● Problem to solve:
Select every line containing the word "铅笔填涂" from the material, and copy those lines.

● Extracted information:
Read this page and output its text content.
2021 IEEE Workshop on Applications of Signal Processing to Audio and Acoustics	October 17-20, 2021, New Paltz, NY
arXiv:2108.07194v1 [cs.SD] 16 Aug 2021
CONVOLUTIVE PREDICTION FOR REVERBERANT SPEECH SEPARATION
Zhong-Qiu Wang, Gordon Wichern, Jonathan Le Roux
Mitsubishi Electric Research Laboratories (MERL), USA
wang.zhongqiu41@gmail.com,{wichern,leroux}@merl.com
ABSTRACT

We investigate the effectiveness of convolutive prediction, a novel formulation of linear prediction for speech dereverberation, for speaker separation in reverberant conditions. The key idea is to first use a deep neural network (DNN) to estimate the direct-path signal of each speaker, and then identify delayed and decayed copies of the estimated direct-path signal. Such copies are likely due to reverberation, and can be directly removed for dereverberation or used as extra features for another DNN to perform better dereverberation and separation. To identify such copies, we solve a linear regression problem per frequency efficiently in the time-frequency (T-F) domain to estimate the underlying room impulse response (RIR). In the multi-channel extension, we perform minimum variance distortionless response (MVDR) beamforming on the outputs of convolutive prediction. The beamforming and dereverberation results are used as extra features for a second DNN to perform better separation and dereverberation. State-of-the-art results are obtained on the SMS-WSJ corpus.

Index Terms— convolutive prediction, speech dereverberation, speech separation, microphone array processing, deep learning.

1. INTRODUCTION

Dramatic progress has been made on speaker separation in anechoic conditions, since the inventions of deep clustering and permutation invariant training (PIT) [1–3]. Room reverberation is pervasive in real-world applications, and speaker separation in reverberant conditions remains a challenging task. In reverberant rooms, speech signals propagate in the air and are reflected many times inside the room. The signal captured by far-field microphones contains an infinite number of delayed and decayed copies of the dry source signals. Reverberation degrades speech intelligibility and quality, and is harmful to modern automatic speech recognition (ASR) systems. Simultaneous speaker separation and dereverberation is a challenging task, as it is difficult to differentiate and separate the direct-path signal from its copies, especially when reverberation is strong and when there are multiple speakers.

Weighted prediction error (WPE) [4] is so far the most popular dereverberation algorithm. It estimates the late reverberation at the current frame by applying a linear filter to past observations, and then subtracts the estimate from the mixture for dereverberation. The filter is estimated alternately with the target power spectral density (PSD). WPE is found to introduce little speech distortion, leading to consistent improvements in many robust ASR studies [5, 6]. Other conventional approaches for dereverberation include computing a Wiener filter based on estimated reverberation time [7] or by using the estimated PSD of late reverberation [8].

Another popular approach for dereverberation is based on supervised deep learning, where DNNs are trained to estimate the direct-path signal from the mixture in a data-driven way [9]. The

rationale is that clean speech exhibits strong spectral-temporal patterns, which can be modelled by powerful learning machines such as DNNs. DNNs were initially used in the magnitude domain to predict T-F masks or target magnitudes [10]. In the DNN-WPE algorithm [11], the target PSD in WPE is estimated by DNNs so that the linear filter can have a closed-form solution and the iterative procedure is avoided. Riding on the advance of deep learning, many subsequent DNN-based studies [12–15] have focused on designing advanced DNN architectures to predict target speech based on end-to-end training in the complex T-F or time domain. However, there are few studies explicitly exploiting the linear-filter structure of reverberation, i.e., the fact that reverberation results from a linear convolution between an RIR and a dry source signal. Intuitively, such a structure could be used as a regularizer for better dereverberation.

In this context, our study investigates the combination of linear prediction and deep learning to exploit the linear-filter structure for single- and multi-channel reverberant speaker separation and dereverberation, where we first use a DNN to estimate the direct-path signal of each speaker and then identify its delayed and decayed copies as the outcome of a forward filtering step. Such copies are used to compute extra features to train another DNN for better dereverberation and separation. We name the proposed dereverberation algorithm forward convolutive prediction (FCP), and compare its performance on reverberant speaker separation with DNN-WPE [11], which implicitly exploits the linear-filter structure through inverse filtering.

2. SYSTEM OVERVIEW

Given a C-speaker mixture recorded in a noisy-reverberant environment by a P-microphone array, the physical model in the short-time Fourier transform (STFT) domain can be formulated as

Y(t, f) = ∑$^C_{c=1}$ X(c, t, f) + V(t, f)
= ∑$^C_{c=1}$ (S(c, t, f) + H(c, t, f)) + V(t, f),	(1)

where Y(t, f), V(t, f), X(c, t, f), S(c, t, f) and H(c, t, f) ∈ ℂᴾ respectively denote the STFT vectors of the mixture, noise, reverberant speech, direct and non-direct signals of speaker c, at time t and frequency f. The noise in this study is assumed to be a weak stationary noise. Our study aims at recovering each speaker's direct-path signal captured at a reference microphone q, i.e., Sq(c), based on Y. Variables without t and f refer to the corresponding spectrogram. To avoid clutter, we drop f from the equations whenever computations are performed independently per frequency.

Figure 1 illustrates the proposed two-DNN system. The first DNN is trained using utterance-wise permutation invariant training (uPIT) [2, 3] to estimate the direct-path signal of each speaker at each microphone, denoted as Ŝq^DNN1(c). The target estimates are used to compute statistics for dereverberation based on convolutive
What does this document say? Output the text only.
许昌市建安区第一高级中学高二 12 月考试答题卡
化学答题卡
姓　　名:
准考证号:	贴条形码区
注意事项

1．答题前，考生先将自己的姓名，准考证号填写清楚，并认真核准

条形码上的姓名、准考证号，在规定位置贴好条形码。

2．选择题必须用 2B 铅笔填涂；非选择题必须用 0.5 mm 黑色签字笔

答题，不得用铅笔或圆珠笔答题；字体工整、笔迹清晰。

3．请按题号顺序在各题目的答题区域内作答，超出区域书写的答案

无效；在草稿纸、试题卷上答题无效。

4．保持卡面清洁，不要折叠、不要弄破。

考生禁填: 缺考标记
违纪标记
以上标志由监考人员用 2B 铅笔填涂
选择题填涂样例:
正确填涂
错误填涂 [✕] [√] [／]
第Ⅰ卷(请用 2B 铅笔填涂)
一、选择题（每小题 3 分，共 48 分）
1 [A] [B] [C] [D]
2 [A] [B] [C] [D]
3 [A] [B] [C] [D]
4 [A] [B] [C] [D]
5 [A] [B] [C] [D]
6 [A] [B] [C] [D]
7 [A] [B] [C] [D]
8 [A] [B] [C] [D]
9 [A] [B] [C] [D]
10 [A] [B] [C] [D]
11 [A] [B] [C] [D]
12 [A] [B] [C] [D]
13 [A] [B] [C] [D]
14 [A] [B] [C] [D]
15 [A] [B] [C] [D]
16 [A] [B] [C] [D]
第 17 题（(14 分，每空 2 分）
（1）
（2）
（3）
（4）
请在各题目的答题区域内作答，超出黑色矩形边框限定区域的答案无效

● Correct response:
2．选择题必须用 2B 铅笔填涂；非选择题必须用 0.5 mm 黑色签字笔
以上标志由监考人员用 2B 铅笔填涂
第Ⅰ卷(请用 2B 铅笔填涂)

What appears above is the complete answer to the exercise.